• [Written task]:
Determine how many lines of this material contain "letter". Give only the number.

• [Records]:
··········
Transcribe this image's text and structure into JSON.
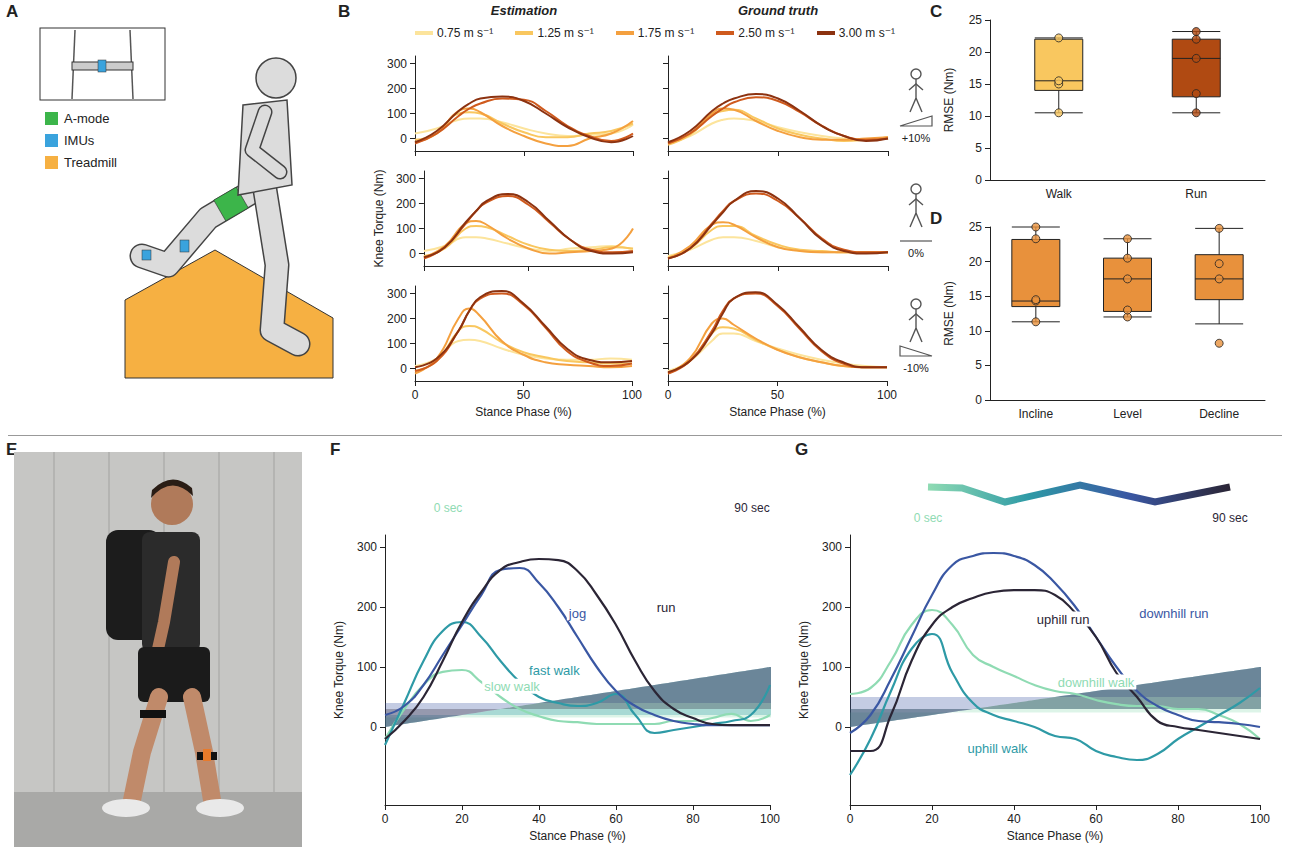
{
  "illustration": {
    "letter": "A",
    "legend": [
      {
        "label": "A-mode",
        "color": "#3cb54a"
      },
      {
        "label": "IMUs",
        "color": "#3aa3dd"
      },
      {
        "label": "Treadmill",
        "color": "#f6b042"
      }
    ]
  },
  "photo": {
    "letter": "E"
  },
  "chart_data": [
    {
      "letter": "B",
      "type": "line",
      "columns": [
        "Estimation",
        "Ground truth"
      ],
      "x": [
        0,
        10,
        20,
        25,
        30,
        40,
        50,
        60,
        70,
        80,
        90,
        100
      ],
      "xlim": [
        0,
        100
      ],
      "xticks": [
        0,
        50,
        100
      ],
      "ylim": [
        -50,
        330
      ],
      "yticks": [
        0,
        100,
        200,
        300
      ],
      "x_label": "Stance Phase (%)",
      "y_label": "Knee Torque (Nm)",
      "legend": "top",
      "series": [
        {
          "name": "0.75 m s⁻¹",
          "color": "#fce49c"
        },
        {
          "name": "1.25 m s⁻¹",
          "color": "#f9c75f"
        },
        {
          "name": "1.75 m s⁻¹",
          "color": "#f4a03f"
        },
        {
          "name": "2.50 m s⁻¹",
          "color": "#cf5a1d"
        },
        {
          "name": "3.00 m s⁻¹",
          "color": "#8c3210"
        }
      ],
      "rows": [
        {
          "slope": "+10%",
          "estimation": [
            [
              20,
              40,
              75,
              80,
              80,
              65,
              40,
              20,
              10,
              15,
              20,
              55
            ],
            [
              -5,
              20,
              100,
              105,
              100,
              60,
              25,
              5,
              5,
              20,
              30,
              60
            ],
            [
              -15,
              20,
              110,
              120,
              105,
              50,
              10,
              -20,
              -30,
              0,
              20,
              70
            ],
            [
              -20,
              20,
              90,
              120,
              140,
              160,
              155,
              110,
              50,
              10,
              -10,
              20
            ],
            [
              -15,
              30,
              110,
              140,
              160,
              168,
              150,
              100,
              45,
              5,
              -15,
              10
            ]
          ],
          "ground_truth": [
            [
              -20,
              10,
              60,
              75,
              80,
              70,
              45,
              25,
              10,
              0,
              -5,
              5
            ],
            [
              -25,
              15,
              95,
              110,
              115,
              80,
              40,
              15,
              0,
              -10,
              -5,
              5
            ],
            [
              -20,
              20,
              100,
              120,
              115,
              70,
              30,
              5,
              -5,
              -5,
              0,
              5
            ],
            [
              -20,
              20,
              90,
              120,
              145,
              165,
              150,
              105,
              50,
              10,
              -5,
              0
            ],
            [
              -15,
              30,
              110,
              140,
              160,
              178,
              160,
              110,
              50,
              10,
              -10,
              0
            ]
          ]
        },
        {
          "slope": "0%",
          "estimation": [
            [
              10,
              30,
              65,
              65,
              60,
              40,
              20,
              10,
              20,
              25,
              30,
              15
            ],
            [
              -10,
              20,
              100,
              110,
              105,
              70,
              35,
              15,
              10,
              15,
              25,
              20
            ],
            [
              -15,
              30,
              120,
              130,
              115,
              60,
              20,
              0,
              5,
              10,
              20,
              100
            ],
            [
              -20,
              25,
              120,
              170,
              205,
              230,
              195,
              125,
              55,
              15,
              5,
              10
            ],
            [
              -15,
              25,
              125,
              170,
              210,
              238,
              205,
              130,
              55,
              10,
              0,
              5
            ]
          ],
          "ground_truth": [
            [
              -10,
              15,
              55,
              65,
              65,
              50,
              25,
              10,
              5,
              5,
              5,
              5
            ],
            [
              -15,
              20,
              95,
              110,
              110,
              70,
              35,
              15,
              10,
              5,
              5,
              5
            ],
            [
              -20,
              30,
              115,
              125,
              115,
              65,
              25,
              10,
              5,
              5,
              5,
              5
            ],
            [
              -20,
              20,
              120,
              170,
              210,
              240,
              210,
              140,
              60,
              15,
              5,
              5
            ],
            [
              -20,
              20,
              115,
              165,
              210,
              250,
              220,
              140,
              55,
              10,
              0,
              5
            ]
          ]
        },
        {
          "slope": "-10%",
          "estimation": [
            [
              10,
              40,
              110,
              115,
              110,
              80,
              55,
              40,
              35,
              35,
              40,
              35
            ],
            [
              -10,
              30,
              150,
              170,
              160,
              105,
              65,
              45,
              30,
              25,
              20,
              20
            ],
            [
              -20,
              40,
              200,
              240,
              210,
              110,
              55,
              25,
              15,
              10,
              5,
              10
            ],
            [
              -10,
              30,
              150,
              230,
              280,
              300,
              255,
              165,
              70,
              25,
              10,
              20
            ],
            [
              5,
              40,
              150,
              230,
              285,
              310,
              260,
              170,
              80,
              35,
              25,
              30
            ]
          ],
          "ground_truth": [
            [
              -10,
              30,
              110,
              140,
              140,
              110,
              80,
              55,
              35,
              20,
              10,
              5
            ],
            [
              -15,
              30,
              140,
              165,
              160,
              115,
              75,
              45,
              25,
              10,
              5,
              5
            ],
            [
              -20,
              40,
              180,
              200,
              175,
              120,
              75,
              45,
              25,
              10,
              5,
              5
            ],
            [
              -20,
              30,
              150,
              230,
              280,
              300,
              250,
              160,
              70,
              20,
              5,
              5
            ],
            [
              -15,
              30,
              140,
              220,
              280,
              305,
              255,
              165,
              75,
              25,
              5,
              5
            ]
          ]
        }
      ]
    },
    {
      "letter": "C",
      "type": "box",
      "categories": [
        "Walk",
        "Run"
      ],
      "colors": [
        "#f9c75f",
        "#b04a12"
      ],
      "boxes": [
        [
          10.5,
          14,
          15.5,
          22,
          22.2
        ],
        [
          10.5,
          13,
          19,
          22,
          23.2
        ]
      ],
      "points": [
        [
          10.5,
          15,
          15.5,
          22.2
        ],
        [
          10.5,
          13.5,
          19,
          22,
          23.2
        ]
      ],
      "ylim": [
        0,
        25
      ],
      "yticks": [
        0,
        5,
        10,
        15,
        20,
        25
      ],
      "y_label": "RMSE (Nm)"
    },
    {
      "letter": "D",
      "type": "box",
      "categories": [
        "Incline",
        "Level",
        "Decline"
      ],
      "colors": [
        "#e8913c",
        "#e8913c",
        "#e8913c"
      ],
      "boxes": [
        [
          11.3,
          13.5,
          14.3,
          23.2,
          25
        ],
        [
          12,
          12.8,
          17.5,
          20.5,
          23.3
        ],
        [
          11,
          14.5,
          17.5,
          21,
          24.8
        ]
      ],
      "points": [
        [
          11.3,
          14.3,
          14.5,
          23.3,
          25
        ],
        [
          12,
          13,
          17.5,
          20.5,
          23.3
        ],
        [
          8.2,
          17.5,
          19.7,
          24.8
        ]
      ],
      "ylim": [
        0,
        25
      ],
      "yticks": [
        0,
        5,
        10,
        15,
        20,
        25
      ],
      "y_label": "RMSE (Nm)"
    },
    {
      "letter": "F",
      "type": "line",
      "timeline": {
        "start": "0 sec",
        "end": "90 sec"
      },
      "x": [
        0,
        5,
        10,
        15,
        20,
        25,
        30,
        35,
        40,
        45,
        50,
        55,
        60,
        65,
        70,
        75,
        80,
        85,
        90,
        95,
        100
      ],
      "xlim": [
        0,
        100
      ],
      "xticks": [
        0,
        20,
        40,
        60,
        80,
        100
      ],
      "ylim": [
        -130,
        320
      ],
      "yticks": [
        0,
        100,
        200,
        300
      ],
      "x_label": "Stance Phase (%)",
      "y_label": "Knee Torque (Nm)",
      "series": [
        {
          "name": "slow walk",
          "color": "#8fdbb3",
          "sd": 8,
          "values": [
            -20,
            30,
            70,
            92,
            95,
            75,
            50,
            30,
            18,
            10,
            8,
            5,
            5,
            5,
            5,
            10,
            10,
            15,
            22,
            10,
            20
          ]
        },
        {
          "name": "fast walk",
          "color": "#2e9aa6",
          "sd": 10,
          "values": [
            -30,
            40,
            110,
            160,
            175,
            150,
            110,
            75,
            50,
            40,
            35,
            40,
            55,
            20,
            -10,
            -5,
            0,
            5,
            10,
            20,
            70
          ]
        },
        {
          "name": "jog",
          "color": "#3a57a3",
          "sd": 20,
          "values": [
            20,
            35,
            70,
            120,
            170,
            220,
            262,
            265,
            240,
            200,
            150,
            100,
            60,
            35,
            20,
            10,
            5,
            3,
            3,
            3,
            3
          ]
        },
        {
          "name": "run",
          "color": "#2b2535",
          "sd": 15,
          "values": [
            -20,
            10,
            50,
            110,
            175,
            225,
            262,
            275,
            280,
            278,
            260,
            220,
            170,
            110,
            60,
            30,
            15,
            5,
            3,
            3,
            3
          ]
        }
      ]
    },
    {
      "letter": "G",
      "type": "line",
      "timeline": {
        "start": "0 sec",
        "end": "90 sec"
      },
      "x": [
        0,
        5,
        10,
        15,
        20,
        25,
        30,
        35,
        40,
        45,
        50,
        55,
        60,
        65,
        70,
        75,
        80,
        85,
        90,
        95,
        100
      ],
      "xlim": [
        0,
        100
      ],
      "xticks": [
        0,
        20,
        40,
        60,
        80,
        100
      ],
      "ylim": [
        -130,
        320
      ],
      "yticks": [
        0,
        100,
        200,
        300
      ],
      "x_label": "Stance Phase (%)",
      "y_label": "Knee Torque (Nm)",
      "series": [
        {
          "name": "downhill walk",
          "color": "#8fdbb3",
          "sd": 12,
          "values": [
            55,
            65,
            110,
            170,
            195,
            170,
            120,
            100,
            85,
            70,
            60,
            55,
            45,
            38,
            35,
            35,
            30,
            30,
            20,
            5,
            -20
          ]
        },
        {
          "name": "uphill walk",
          "color": "#2e9aa6",
          "sd": 15,
          "values": [
            -80,
            -20,
            60,
            130,
            155,
            90,
            40,
            20,
            10,
            0,
            -15,
            -20,
            -40,
            -50,
            -55,
            -45,
            -20,
            0,
            20,
            40,
            65
          ]
        },
        {
          "name": "downhill run",
          "color": "#3a57a3",
          "sd": 25,
          "values": [
            -10,
            20,
            80,
            150,
            220,
            270,
            285,
            290,
            285,
            270,
            240,
            200,
            150,
            100,
            60,
            35,
            20,
            10,
            8,
            5,
            0
          ]
        },
        {
          "name": "uphill run",
          "color": "#2b2535",
          "sd": 15,
          "values": [
            -40,
            -40,
            20,
            110,
            170,
            200,
            215,
            225,
            228,
            228,
            220,
            190,
            150,
            90,
            50,
            10,
            0,
            -5,
            -10,
            -15,
            -20
          ]
        }
      ]
    }
  ]
}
··········
• [Exercise response]:
7